Short problem> Send back all the data below, exactly as given.

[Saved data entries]
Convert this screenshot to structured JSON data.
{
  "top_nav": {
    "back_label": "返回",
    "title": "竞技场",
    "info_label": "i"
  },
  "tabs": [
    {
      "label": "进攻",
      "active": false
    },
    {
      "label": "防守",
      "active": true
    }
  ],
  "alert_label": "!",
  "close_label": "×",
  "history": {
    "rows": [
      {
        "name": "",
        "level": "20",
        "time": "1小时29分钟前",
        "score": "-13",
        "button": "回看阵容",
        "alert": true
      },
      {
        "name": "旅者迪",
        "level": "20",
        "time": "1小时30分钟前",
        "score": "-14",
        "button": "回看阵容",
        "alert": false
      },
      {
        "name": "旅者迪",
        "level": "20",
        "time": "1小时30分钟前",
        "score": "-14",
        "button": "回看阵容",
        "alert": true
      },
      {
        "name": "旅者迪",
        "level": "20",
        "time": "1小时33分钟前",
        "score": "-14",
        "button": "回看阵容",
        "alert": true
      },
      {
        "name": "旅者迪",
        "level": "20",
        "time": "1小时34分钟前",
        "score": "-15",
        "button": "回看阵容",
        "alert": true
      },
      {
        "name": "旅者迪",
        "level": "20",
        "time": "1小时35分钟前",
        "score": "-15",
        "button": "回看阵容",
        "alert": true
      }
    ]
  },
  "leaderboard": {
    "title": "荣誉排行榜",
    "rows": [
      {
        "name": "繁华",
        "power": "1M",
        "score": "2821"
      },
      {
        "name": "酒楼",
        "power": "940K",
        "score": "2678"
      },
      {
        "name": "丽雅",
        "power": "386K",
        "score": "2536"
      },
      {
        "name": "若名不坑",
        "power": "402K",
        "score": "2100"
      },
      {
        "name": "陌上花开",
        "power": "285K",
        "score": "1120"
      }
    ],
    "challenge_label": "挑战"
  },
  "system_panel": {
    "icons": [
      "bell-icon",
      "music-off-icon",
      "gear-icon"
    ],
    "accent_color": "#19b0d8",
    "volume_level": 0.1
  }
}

Exercise response>
Convert this screenshot to structured JSON data.
{
  "top_nav": {
    "back_label": "返回",
    "title": "竞技场",
    "info_label": "i"
  },
  "tabs": [
    {
      "label": "进攻",
      "active": false
    },
    {
      "label": "防守",
      "active": true
    }
  ],
  "alert_label": "!",
  "close_label": "×",
  "history": {
    "rows": [
      {
        "name": "",
        "level": "20",
        "time": "1小时29分钟前",
        "score": "-13",
        "button": "回看阵容",
        "alert": true
      },
      {
        "name": "旅者迪",
        "level": "20",
        "time": "1小时30分钟前",
        "score": "-14",
        "button": "回看阵容",
        "alert": false
      },
      {
        "name": "旅者迪",
        "level": "20",
        "time": "1小时30分钟前",
        "score": "-14",
        "button": "回看阵容",
        "alert": true
      },
      {
        "name": "旅者迪",
        "level": "20",
        "time": "1小时33分钟前",
        "score": "-14",
        "button": "回看阵容",
        "alert": true
      },
      {
        "name": "旅者迪",
        "level": "20",
        "time": "1小时34分钟前",
        "score": "-15",
        "button": "回看阵容",
        "alert": true
      },
      {
        "name": "旅者迪",
        "level": "20",
        "time": "1小时35分钟前",
        "score": "-15",
        "button": "回看阵容",
        "alert": true
      }
    ]
  },
  "leaderboard": {
    "title": "荣誉排行榜",
    "rows": [
      {
        "name": "繁华",
        "power": "1M",
        "score": "2821"
      },
      {
        "name": "酒楼",
        "power": "940K",
        "score": "2678"
      },
      {
        "name": "丽雅",
        "power": "386K",
        "score": "2536"
      },
      {
        "name": "若名不坑",
        "power": "402K",
        "score": "2100"
      },
      {
        "name": "陌上花开",
        "power": "285K",
        "score": "1120"
      }
    ],
    "challenge_label": "挑战"
  },
  "system_panel": {
    "icons": [
      "bell-icon",
      "music-off-icon",
      "gear-icon"
    ],
    "accent_color": "#19b0d8",
    "volume_level": 0.1
  }
}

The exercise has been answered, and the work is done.